Data records:
-- Start --

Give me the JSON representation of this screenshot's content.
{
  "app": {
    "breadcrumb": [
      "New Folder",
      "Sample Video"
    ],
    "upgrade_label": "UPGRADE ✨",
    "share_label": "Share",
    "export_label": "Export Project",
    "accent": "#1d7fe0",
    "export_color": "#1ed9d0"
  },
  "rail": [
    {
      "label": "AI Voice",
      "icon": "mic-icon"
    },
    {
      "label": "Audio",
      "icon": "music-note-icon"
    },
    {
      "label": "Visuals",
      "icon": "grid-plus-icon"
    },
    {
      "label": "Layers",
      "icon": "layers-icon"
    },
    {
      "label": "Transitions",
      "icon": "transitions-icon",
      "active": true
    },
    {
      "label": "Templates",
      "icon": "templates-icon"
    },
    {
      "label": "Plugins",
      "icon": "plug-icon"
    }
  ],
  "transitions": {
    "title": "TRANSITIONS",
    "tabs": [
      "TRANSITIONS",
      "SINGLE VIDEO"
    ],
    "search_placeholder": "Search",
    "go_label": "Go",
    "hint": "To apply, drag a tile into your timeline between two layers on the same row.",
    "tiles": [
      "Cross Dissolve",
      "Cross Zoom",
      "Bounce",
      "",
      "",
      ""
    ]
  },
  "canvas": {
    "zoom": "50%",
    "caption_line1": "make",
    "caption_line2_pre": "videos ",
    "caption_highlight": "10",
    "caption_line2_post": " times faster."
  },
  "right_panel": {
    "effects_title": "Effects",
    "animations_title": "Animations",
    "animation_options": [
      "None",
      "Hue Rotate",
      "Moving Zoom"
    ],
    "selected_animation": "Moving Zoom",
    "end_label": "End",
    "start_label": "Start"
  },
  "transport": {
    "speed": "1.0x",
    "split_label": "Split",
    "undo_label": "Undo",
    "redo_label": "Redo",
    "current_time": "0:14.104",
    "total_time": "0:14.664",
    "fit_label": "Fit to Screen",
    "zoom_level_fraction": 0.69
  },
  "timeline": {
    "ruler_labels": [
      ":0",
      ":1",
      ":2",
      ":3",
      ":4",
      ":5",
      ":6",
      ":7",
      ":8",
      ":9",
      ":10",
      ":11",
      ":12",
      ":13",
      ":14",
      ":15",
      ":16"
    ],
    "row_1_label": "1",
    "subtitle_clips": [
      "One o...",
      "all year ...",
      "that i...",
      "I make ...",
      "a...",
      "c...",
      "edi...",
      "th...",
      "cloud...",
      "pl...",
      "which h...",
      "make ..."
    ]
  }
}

-- End --

**Challenge**. Identify and list each line with the word "timeline".

**Correct response**.
    "hint": "To apply, drag a tile into your timeline between two layers on the same row.",
  "timeline": {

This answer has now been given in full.